Give the number of lines below that contain "selected", with no other output.
◆ ◆ ◆ ◆
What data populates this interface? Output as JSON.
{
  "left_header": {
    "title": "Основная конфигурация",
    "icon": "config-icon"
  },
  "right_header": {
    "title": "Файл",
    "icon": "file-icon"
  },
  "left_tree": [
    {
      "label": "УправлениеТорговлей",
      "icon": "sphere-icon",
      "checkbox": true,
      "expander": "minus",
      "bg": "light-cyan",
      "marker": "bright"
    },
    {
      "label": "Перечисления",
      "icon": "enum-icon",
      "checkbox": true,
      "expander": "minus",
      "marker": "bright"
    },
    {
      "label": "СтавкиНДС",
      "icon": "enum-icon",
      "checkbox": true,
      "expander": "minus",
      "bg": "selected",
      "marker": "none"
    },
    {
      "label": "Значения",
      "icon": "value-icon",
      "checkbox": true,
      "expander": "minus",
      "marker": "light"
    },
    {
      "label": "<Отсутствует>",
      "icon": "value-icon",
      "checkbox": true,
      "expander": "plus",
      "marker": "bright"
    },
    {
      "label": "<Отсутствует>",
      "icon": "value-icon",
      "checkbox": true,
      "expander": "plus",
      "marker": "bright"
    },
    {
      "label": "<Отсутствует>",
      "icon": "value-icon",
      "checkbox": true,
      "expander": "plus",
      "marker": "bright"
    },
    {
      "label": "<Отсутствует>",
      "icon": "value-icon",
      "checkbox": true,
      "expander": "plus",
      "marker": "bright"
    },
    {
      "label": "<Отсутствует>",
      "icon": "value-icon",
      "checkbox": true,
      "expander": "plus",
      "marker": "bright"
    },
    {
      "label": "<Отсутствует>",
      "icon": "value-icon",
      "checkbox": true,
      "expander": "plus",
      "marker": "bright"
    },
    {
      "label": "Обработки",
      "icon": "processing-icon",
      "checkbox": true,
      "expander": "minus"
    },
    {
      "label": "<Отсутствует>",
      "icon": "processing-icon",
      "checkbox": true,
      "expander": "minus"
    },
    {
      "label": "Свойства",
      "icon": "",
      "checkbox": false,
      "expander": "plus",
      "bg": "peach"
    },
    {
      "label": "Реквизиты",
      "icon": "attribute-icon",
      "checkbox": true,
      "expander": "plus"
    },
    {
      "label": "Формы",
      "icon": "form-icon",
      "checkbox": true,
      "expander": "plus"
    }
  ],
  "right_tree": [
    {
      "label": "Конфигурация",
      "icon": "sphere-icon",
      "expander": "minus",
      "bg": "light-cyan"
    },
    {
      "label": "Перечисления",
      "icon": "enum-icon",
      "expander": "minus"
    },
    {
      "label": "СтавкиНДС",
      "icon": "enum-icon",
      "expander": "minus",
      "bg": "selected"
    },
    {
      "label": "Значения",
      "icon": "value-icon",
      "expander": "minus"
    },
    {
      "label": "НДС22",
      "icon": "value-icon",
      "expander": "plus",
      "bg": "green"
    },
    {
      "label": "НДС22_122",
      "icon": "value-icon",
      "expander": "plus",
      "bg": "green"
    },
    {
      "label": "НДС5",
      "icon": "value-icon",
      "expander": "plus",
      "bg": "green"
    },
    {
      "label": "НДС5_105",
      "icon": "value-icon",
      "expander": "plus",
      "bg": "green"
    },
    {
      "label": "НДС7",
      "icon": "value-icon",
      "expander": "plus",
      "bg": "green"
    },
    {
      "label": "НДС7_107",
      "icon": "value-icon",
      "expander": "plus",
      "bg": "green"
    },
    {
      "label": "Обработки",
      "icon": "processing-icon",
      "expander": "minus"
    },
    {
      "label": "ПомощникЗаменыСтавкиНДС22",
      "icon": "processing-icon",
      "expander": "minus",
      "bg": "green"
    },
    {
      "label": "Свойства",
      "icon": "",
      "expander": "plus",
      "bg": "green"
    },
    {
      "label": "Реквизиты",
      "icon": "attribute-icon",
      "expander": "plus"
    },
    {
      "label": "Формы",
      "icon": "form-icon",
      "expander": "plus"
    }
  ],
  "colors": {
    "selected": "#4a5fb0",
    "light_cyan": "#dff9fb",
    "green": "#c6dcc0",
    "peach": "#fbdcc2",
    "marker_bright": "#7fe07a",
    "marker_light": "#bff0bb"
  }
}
◆ ◆ ◆ ◆
#### Complete output:
3